- [GIVEN EXERCISE]: All lines in the data bearing the string "acele" should be identified and copied.

- [INPUT ROWS]:
.....
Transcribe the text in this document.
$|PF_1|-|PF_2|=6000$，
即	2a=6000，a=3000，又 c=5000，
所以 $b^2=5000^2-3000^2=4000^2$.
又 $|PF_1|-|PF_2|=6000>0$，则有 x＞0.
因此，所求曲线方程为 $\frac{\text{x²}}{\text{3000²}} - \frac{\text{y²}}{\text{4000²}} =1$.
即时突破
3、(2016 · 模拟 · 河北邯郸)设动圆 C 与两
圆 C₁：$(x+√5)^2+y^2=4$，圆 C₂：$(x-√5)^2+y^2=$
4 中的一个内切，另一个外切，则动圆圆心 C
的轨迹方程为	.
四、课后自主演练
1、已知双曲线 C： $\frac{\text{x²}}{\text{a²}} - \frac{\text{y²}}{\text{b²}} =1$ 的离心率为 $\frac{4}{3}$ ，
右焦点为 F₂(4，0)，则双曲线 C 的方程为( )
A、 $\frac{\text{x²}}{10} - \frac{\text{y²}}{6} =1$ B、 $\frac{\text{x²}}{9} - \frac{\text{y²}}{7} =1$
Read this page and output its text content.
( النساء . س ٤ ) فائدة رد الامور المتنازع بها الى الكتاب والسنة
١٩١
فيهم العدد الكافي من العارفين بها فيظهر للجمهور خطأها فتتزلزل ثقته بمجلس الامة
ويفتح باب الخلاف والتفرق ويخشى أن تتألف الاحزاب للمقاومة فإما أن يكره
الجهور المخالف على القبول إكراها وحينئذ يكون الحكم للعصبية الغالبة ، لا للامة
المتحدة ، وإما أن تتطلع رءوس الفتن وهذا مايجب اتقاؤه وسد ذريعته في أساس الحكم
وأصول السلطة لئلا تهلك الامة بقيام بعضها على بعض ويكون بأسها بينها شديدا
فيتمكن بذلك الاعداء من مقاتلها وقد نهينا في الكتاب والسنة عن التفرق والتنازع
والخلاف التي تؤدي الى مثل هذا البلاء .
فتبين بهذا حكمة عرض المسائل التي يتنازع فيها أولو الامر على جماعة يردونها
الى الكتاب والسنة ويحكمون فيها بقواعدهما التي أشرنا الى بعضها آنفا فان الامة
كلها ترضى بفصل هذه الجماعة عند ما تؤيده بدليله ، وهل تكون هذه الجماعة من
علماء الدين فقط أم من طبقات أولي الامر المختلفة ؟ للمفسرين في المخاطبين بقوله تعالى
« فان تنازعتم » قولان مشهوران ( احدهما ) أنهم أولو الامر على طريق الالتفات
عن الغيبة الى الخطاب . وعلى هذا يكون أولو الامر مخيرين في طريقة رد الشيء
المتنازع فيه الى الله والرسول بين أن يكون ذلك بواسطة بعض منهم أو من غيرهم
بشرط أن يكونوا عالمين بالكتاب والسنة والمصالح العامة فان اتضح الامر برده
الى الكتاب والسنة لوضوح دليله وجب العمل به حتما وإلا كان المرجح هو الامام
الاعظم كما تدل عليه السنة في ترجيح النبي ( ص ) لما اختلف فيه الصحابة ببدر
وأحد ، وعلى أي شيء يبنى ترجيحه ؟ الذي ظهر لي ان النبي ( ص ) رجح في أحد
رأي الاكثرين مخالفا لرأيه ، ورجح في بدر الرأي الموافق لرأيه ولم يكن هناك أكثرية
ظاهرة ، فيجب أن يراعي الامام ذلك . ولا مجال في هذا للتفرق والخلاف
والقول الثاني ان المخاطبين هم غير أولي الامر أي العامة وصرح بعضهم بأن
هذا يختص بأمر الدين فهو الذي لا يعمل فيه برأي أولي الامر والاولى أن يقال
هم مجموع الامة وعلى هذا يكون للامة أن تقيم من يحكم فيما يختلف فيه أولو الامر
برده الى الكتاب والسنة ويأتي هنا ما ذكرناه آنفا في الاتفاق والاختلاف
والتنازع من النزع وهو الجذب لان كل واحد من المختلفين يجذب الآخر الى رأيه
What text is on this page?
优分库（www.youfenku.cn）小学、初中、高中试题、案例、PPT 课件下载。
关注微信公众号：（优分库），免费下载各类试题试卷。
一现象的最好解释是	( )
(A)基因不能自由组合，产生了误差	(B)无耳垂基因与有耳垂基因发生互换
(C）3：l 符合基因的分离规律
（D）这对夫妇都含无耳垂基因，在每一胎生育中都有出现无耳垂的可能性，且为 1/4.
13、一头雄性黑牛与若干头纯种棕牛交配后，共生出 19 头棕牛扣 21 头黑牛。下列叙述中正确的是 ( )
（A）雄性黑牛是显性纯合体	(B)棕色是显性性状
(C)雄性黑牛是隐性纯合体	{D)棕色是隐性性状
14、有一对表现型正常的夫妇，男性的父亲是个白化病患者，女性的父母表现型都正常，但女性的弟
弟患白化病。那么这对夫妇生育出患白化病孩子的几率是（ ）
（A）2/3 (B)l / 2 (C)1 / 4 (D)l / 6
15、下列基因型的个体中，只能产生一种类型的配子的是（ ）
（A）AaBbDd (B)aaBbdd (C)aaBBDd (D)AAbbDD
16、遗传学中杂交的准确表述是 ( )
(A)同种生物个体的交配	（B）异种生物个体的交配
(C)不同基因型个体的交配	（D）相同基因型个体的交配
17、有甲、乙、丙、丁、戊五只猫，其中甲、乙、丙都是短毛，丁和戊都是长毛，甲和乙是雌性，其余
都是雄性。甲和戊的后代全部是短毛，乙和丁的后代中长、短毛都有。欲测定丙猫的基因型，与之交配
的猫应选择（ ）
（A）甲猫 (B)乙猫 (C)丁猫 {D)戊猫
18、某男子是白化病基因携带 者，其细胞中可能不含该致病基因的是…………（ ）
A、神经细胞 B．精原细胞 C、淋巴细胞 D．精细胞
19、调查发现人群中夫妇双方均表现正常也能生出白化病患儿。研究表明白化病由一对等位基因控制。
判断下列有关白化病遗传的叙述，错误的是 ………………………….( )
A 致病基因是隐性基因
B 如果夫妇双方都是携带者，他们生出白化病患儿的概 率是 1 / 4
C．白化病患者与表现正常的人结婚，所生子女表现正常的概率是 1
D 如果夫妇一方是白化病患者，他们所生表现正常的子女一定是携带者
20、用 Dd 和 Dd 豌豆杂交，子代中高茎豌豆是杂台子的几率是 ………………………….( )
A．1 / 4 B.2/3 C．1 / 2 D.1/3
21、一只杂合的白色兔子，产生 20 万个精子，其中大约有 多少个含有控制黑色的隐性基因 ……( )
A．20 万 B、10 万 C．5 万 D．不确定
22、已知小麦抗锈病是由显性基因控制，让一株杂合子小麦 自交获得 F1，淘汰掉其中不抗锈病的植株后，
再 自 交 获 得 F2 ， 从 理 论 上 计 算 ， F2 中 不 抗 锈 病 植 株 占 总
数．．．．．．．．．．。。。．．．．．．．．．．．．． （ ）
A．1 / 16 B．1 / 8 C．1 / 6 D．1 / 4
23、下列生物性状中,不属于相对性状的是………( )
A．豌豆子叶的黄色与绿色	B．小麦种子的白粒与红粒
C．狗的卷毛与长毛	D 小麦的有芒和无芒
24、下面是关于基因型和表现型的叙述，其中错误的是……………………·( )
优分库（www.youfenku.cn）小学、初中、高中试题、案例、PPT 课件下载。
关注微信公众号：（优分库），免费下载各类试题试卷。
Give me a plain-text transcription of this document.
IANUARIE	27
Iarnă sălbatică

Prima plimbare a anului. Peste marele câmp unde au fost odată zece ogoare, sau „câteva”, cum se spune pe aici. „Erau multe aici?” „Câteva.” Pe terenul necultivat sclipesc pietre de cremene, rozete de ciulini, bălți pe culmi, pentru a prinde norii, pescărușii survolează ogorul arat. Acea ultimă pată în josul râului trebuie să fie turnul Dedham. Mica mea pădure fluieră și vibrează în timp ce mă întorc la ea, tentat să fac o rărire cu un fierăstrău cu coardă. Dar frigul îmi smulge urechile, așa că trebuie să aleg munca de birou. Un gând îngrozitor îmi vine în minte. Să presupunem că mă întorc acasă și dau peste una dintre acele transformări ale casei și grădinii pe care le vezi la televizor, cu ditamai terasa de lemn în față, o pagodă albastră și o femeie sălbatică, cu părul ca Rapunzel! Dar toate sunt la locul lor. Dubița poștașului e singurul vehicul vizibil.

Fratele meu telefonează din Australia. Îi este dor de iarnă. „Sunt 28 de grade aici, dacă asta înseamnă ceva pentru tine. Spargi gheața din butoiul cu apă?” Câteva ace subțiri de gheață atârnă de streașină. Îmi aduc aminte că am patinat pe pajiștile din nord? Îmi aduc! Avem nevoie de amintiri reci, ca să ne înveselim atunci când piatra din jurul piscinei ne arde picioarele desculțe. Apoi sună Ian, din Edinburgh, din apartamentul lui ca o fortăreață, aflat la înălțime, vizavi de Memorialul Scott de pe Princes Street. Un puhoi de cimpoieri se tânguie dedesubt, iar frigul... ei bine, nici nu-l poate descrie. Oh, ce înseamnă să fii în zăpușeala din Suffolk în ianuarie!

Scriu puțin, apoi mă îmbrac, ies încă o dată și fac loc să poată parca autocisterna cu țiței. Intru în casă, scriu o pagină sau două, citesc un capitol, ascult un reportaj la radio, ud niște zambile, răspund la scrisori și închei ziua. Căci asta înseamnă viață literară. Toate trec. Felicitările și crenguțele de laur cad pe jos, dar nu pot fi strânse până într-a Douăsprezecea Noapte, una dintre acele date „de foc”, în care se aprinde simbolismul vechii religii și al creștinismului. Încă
.....
- [THE OUTPUT]:
Prima plimbare a anului. Peste marele câmp unde au fost odată zece ogoare, sau „câteva”, cum se spune pe aici. „Erau multe aici?” „Câteva.” Pe terenul necultivat sclipesc pietre de cremene, rozete de ciulini, bălți pe culmi, pentru a prinde norii, pescărușii survolează ogorul arat. Acea ultimă pată în josul râului trebuie să fie turnul Dedham. Mica mea pădure fluieră și vibrează în timp ce mă întorc la ea, tentat să fac o rărire cu un fierăstrău cu coardă. Dar frigul îmi smulge urechile, așa că trebuie să aleg munca de birou. Un gând îngrozitor îmi vine în minte. Să presupunem că mă întorc acasă și dau peste una dintre acele transformări ale casei și grădinii pe care le vezi la televizor, cu ditamai terasa de lemn în față, o pagodă albastră și o femeie sălbatică, cu părul ca Rapunzel! Dar toate sunt la locul lor. Dubița poștașului e singurul vehicul vizibil.
Scriu puțin, apoi mă îmbrac, ies încă o dată și fac loc să poată parca autocisterna cu țiței. Intru în casă, scriu o pagină sau două, citesc un capitol, ascult un reportaj la radio, ud niște zambile, răspund la scrisori și închei ziua. Căci asta înseamnă viață literară. Toate trec. Felicitările și crenguțele de laur cad pe jos, dar nu pot fi strânse până într-a Douăsprezecea Noapte, una dintre acele date „de foc”, în care se aprinde simbolismul vechii religii și al creștinismului. Încă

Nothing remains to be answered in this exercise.